Source data:
***

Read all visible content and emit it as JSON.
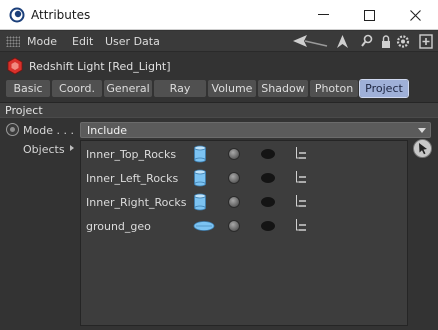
{
  "window": {
    "title": "Attributes"
  },
  "menu": {
    "items": [
      "Mode",
      "Edit",
      "User Data"
    ]
  },
  "object": {
    "title": "Redshift Light [Red_Light]"
  },
  "tabs": [
    {
      "label": "Basic",
      "active": false
    },
    {
      "label": "Coord.",
      "active": false
    },
    {
      "label": "General",
      "active": false
    },
    {
      "label": "Ray",
      "active": false
    },
    {
      "label": "Volume",
      "active": false
    },
    {
      "label": "Shadow",
      "active": false
    },
    {
      "label": "Photon",
      "active": false
    },
    {
      "label": "Project",
      "active": true
    }
  ],
  "section": {
    "title": "Project"
  },
  "mode": {
    "label": "Mode . . .",
    "value": "Include"
  },
  "objects": {
    "label": "Objects",
    "rows": [
      {
        "name": "Inner_Top_Rocks",
        "icon": "cylinder-icon"
      },
      {
        "name": "Inner_Left_Rocks",
        "icon": "cylinder-icon"
      },
      {
        "name": "Inner_Right_Rocks",
        "icon": "cylinder-icon"
      },
      {
        "name": "ground_geo",
        "icon": "disc-icon"
      }
    ]
  },
  "colors": {
    "accent_tab": "#9fb0d8",
    "background": "#333333",
    "list_bg": "#3d3d3d",
    "object_icon": "#d9312b"
  }
}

***

**Problem statement:** Print out the material word for word, omitting the pictures.

**Worked solution:**
Read all visible content and emit it as JSON.
{
  "window": {
    "title": "Attributes"
  },
  "menu": {
    "items": [
      "Mode",
      "Edit",
      "User Data"
    ]
  },
  "object": {
    "title": "Redshift Light [Red_Light]"
  },
  "tabs": [
    {
      "label": "Basic",
      "active": false
    },
    {
      "label": "Coord.",
      "active": false
    },
    {
      "label": "General",
      "active": false
    },
    {
      "label": "Ray",
      "active": false
    },
    {
      "label": "Volume",
      "active": false
    },
    {
      "label": "Shadow",
      "active": false
    },
    {
      "label": "Photon",
      "active": false
    },
    {
      "label": "Project",
      "active": true
    }
  ],
  "section": {
    "title": "Project"
  },
  "mode": {
    "label": "Mode . . .",
    "value": "Include"
  },
  "objects": {
    "label": "Objects",
    "rows": [
      {
        "name": "Inner_Top_Rocks",
        "icon": "cylinder-icon"
      },
      {
        "name": "Inner_Left_Rocks",
        "icon": "cylinder-icon"
      },
      {
        "name": "Inner_Right_Rocks",
        "icon": "cylinder-icon"
      },
      {
        "name": "ground_geo",
        "icon": "disc-icon"
      }
    ]
  },
  "colors": {
    "accent_tab": "#9fb0d8",
    "background": "#333333",
    "list_bg": "#3d3d3d",
    "object_icon": "#d9312b"
  }
}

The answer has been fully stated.